Dataset items:
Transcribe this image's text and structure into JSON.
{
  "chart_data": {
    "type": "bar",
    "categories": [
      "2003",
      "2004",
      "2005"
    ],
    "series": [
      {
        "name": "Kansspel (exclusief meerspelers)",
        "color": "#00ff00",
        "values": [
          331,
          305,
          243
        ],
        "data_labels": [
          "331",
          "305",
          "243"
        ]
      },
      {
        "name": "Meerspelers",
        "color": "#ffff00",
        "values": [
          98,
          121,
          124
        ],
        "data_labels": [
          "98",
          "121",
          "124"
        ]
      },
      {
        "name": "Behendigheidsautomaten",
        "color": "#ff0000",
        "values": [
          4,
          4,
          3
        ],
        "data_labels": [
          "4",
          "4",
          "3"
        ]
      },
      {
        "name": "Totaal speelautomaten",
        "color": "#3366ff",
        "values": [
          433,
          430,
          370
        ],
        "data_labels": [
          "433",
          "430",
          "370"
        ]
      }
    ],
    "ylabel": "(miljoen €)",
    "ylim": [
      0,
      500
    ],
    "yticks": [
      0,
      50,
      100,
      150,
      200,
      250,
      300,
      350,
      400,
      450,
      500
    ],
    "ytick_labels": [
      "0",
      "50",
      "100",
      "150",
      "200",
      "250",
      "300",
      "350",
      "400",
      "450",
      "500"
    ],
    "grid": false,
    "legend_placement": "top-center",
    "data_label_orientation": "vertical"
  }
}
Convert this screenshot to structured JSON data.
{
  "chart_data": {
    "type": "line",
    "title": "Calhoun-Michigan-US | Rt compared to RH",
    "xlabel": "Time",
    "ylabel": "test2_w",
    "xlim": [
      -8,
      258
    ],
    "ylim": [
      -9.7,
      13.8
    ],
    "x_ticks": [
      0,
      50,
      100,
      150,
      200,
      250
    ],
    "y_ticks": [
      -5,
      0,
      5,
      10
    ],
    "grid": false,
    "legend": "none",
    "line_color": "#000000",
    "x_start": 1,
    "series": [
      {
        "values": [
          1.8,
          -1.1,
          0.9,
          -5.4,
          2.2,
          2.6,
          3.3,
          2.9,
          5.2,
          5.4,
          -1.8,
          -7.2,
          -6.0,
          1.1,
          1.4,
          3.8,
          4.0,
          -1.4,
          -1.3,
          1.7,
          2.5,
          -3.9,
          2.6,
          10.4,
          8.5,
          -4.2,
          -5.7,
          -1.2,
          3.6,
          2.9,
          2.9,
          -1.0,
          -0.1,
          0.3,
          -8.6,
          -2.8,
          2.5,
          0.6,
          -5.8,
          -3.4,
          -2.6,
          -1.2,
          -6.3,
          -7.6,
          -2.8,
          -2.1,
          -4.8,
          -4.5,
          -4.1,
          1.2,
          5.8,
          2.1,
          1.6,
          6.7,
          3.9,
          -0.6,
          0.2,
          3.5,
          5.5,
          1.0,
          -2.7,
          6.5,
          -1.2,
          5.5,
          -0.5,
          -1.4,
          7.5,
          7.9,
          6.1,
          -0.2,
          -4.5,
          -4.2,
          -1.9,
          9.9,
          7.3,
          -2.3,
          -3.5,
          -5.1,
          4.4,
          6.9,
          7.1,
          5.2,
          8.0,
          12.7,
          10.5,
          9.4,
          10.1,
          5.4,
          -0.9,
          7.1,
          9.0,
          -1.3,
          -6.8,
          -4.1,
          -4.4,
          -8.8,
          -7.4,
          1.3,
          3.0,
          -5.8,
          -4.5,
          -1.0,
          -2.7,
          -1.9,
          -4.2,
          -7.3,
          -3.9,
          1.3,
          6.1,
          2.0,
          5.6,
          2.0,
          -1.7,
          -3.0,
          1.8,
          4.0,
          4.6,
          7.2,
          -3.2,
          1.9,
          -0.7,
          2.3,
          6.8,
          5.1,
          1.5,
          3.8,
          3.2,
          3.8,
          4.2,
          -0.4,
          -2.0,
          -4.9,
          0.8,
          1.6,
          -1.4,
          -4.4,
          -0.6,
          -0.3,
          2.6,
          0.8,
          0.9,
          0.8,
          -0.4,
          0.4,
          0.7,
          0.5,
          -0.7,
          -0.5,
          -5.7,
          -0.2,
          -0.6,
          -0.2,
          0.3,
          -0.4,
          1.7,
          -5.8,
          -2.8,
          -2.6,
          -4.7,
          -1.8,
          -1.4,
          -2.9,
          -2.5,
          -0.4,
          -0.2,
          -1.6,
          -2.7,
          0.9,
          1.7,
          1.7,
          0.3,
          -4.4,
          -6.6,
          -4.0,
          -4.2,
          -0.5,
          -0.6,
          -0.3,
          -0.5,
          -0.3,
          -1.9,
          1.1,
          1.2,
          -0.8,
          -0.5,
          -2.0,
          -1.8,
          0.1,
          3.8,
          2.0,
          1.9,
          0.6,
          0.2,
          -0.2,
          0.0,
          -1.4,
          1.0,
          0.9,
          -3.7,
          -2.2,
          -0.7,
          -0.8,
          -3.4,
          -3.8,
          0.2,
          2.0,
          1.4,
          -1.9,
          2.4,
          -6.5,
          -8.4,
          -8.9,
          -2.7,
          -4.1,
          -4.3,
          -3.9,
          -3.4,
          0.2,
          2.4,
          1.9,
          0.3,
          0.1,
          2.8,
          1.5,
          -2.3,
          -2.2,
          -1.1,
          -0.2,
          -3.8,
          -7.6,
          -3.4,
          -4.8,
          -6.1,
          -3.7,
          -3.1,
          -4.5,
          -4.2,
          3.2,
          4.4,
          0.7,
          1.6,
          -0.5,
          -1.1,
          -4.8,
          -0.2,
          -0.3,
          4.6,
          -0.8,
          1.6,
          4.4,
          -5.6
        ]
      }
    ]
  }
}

◆ Problem description ◆
Repeat the entries above exactly, leaving nothing out.

◆ Problem solution ◆
Transcribe this image's text and structure into JSON.
{
  "chart_data": {
    "type": "bar",
    "categories": [
      "2003",
      "2004",
      "2005"
    ],
    "series": [
      {
        "name": "Kansspel (exclusief meerspelers)",
        "color": "#00ff00",
        "values": [
          331,
          305,
          243
        ],
        "data_labels": [
          "331",
          "305",
          "243"
        ]
      },
      {
        "name": "Meerspelers",
        "color": "#ffff00",
        "values": [
          98,
          121,
          124
        ],
        "data_labels": [
          "98",
          "121",
          "124"
        ]
      },
      {
        "name": "Behendigheidsautomaten",
        "color": "#ff0000",
        "values": [
          4,
          4,
          3
        ],
        "data_labels": [
          "4",
          "4",
          "3"
        ]
      },
      {
        "name": "Totaal speelautomaten",
        "color": "#3366ff",
        "values": [
          433,
          430,
          370
        ],
        "data_labels": [
          "433",
          "430",
          "370"
        ]
      }
    ],
    "ylabel": "(miljoen €)",
    "ylim": [
      0,
      500
    ],
    "yticks": [
      0,
      50,
      100,
      150,
      200,
      250,
      300,
      350,
      400,
      450,
      500
    ],
    "ytick_labels": [
      "0",
      "50",
      "100",
      "150",
      "200",
      "250",
      "300",
      "350",
      "400",
      "450",
      "500"
    ],
    "grid": false,
    "legend_placement": "top-center",
    "data_label_orientation": "vertical"
  }
}
Convert this screenshot to structured JSON data.
{
  "chart_data": {
    "type": "line",
    "title": "Calhoun-Michigan-US | Rt compared to RH",
    "xlabel": "Time",
    "ylabel": "test2_w",
    "xlim": [
      -8,
      258
    ],
    "ylim": [
      -9.7,
      13.8
    ],
    "x_ticks": [
      0,
      50,
      100,
      150,
      200,
      250
    ],
    "y_ticks": [
      -5,
      0,
      5,
      10
    ],
    "grid": false,
    "legend": "none",
    "line_color": "#000000",
    "x_start": 1,
    "series": [
      {
        "values": [
          1.8,
          -1.1,
          0.9,
          -5.4,
          2.2,
          2.6,
          3.3,
          2.9,
          5.2,
          5.4,
          -1.8,
          -7.2,
          -6.0,
          1.1,
          1.4,
          3.8,
          4.0,
          -1.4,
          -1.3,
          1.7,
          2.5,
          -3.9,
          2.6,
          10.4,
          8.5,
          -4.2,
          -5.7,
          -1.2,
          3.6,
          2.9,
          2.9,
          -1.0,
          -0.1,
          0.3,
          -8.6,
          -2.8,
          2.5,
          0.6,
          -5.8,
          -3.4,
          -2.6,
          -1.2,
          -6.3,
          -7.6,
          -2.8,
          -2.1,
          -4.8,
          -4.5,
          -4.1,
          1.2,
          5.8,
          2.1,
          1.6,
          6.7,
          3.9,
          -0.6,
          0.2,
          3.5,
          5.5,
          1.0,
          -2.7,
          6.5,
          -1.2,
          5.5,
          -0.5,
          -1.4,
          7.5,
          7.9,
          6.1,
          -0.2,
          -4.5,
          -4.2,
          -1.9,
          9.9,
          7.3,
          -2.3,
          -3.5,
          -5.1,
          4.4,
          6.9,
          7.1,
          5.2,
          8.0,
          12.7,
          10.5,
          9.4,
          10.1,
          5.4,
          -0.9,
          7.1,
          9.0,
          -1.3,
          -6.8,
          -4.1,
          -4.4,
          -8.8,
          -7.4,
          1.3,
          3.0,
          -5.8,
          -4.5,
          -1.0,
          -2.7,
          -1.9,
          -4.2,
          -7.3,
          -3.9,
          1.3,
          6.1,
          2.0,
          5.6,
          2.0,
          -1.7,
          -3.0,
          1.8,
          4.0,
          4.6,
          7.2,
          -3.2,
          1.9,
          -0.7,
          2.3,
          6.8,
          5.1,
          1.5,
          3.8,
          3.2,
          3.8,
          4.2,
          -0.4,
          -2.0,
          -4.9,
          0.8,
          1.6,
          -1.4,
          -4.4,
          -0.6,
          -0.3,
          2.6,
          0.8,
          0.9,
          0.8,
          -0.4,
          0.4,
          0.7,
          0.5,
          -0.7,
          -0.5,
          -5.7,
          -0.2,
          -0.6,
          -0.2,
          0.3,
          -0.4,
          1.7,
          -5.8,
          -2.8,
          -2.6,
          -4.7,
          -1.8,
          -1.4,
          -2.9,
          -2.5,
          -0.4,
          -0.2,
          -1.6,
          -2.7,
          0.9,
          1.7,
          1.7,
          0.3,
          -4.4,
          -6.6,
          -4.0,
          -4.2,
          -0.5,
          -0.6,
          -0.3,
          -0.5,
          -0.3,
          -1.9,
          1.1,
          1.2,
          -0.8,
          -0.5,
          -2.0,
          -1.8,
          0.1,
          3.8,
          2.0,
          1.9,
          0.6,
          0.2,
          -0.2,
          0.0,
          -1.4,
          1.0,
          0.9,
          -3.7,
          -2.2,
          -0.7,
          -0.8,
          -3.4,
          -3.8,
          0.2,
          2.0,
          1.4,
          -1.9,
          2.4,
          -6.5,
          -8.4,
          -8.9,
          -2.7,
          -4.1,
          -4.3,
          -3.9,
          -3.4,
          0.2,
          2.4,
          1.9,
          0.3,
          0.1,
          2.8,
          1.5,
          -2.3,
          -2.2,
          -1.1,
          -0.2,
          -3.8,
          -7.6,
          -3.4,
          -4.8,
          -6.1,
          -3.7,
          -3.1,
          -4.5,
          -4.2,
          3.2,
          4.4,
          0.7,
          1.6,
          -0.5,
          -1.1,
          -4.8,
          -0.2,
          -0.3,
          4.6,
          -0.8,
          1.6,
          4.4,
          -5.6
        ]
      }
    ]
  }
}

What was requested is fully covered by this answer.